--- Begin ---
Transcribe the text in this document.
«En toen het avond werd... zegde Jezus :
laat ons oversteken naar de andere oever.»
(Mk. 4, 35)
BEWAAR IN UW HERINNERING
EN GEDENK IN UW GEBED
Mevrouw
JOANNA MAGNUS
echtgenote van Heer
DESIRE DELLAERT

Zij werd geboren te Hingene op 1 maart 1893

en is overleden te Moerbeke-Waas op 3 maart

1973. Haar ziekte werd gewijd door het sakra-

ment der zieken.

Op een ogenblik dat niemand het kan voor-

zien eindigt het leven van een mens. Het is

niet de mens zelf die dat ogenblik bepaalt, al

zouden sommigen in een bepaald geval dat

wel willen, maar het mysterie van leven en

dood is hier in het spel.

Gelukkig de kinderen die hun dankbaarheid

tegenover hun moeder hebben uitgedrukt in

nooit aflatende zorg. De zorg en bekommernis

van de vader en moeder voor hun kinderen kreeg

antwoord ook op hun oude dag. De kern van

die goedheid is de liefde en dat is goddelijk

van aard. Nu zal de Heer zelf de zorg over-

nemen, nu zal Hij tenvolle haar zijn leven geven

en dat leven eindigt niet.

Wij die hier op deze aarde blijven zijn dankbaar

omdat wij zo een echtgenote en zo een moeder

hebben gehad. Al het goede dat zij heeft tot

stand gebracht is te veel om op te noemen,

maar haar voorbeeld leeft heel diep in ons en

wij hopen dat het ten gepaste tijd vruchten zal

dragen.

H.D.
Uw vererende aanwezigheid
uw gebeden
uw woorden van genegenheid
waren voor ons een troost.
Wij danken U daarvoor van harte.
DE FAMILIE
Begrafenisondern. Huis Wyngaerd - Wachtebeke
--- End ---
--- Begin ---
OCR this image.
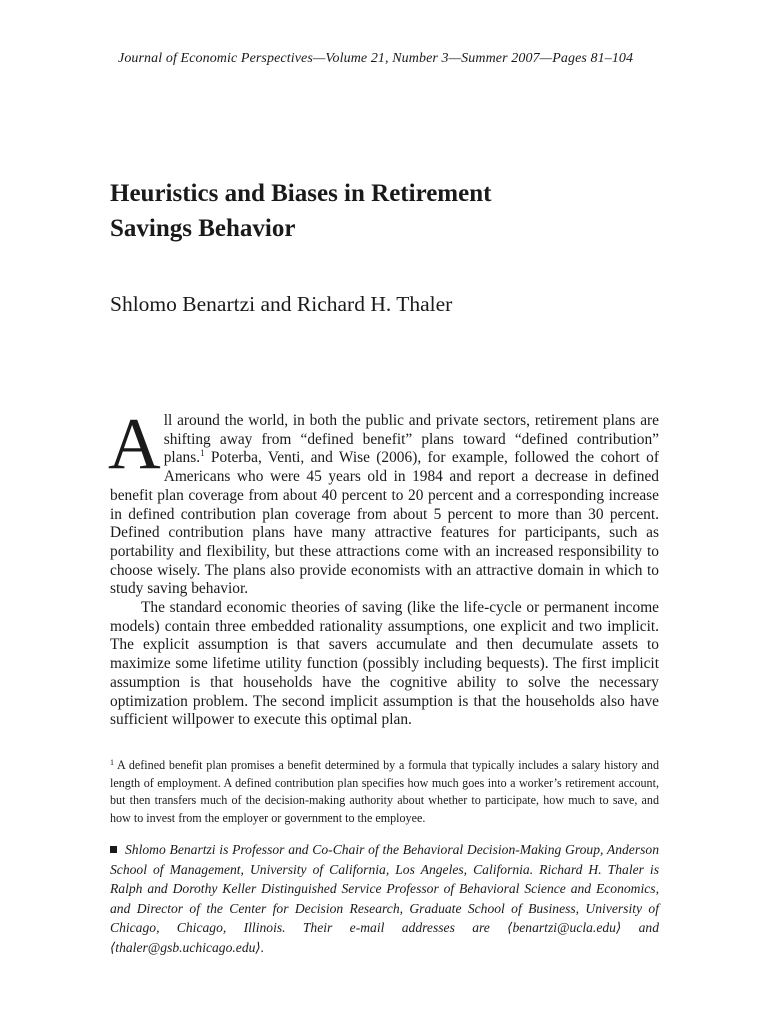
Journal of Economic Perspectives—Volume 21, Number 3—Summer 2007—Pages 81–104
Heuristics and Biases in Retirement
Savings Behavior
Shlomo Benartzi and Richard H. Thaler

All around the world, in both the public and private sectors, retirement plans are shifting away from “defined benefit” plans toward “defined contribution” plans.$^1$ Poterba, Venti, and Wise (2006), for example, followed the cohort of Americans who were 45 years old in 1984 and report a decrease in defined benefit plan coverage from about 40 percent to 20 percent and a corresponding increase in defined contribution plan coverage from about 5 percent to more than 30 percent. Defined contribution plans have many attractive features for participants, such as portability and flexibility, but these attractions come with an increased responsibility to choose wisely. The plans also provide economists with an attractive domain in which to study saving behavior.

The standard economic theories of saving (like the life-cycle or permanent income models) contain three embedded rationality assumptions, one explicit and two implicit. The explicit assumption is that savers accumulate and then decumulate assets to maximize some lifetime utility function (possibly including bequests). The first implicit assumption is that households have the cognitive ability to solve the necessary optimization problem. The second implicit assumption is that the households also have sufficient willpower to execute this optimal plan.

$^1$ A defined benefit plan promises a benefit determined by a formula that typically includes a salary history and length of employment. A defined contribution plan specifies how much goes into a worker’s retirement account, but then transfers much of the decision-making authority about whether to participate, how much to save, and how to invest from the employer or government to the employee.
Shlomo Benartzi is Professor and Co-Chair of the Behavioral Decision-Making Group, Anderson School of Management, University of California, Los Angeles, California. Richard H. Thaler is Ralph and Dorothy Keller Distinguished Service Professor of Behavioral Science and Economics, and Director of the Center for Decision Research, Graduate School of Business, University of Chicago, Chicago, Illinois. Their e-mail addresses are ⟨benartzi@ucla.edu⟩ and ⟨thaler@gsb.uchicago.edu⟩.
--- End ---
## Stated goal
Only a number is wanted: how many lines contain "Richard"?

## Finished answer
2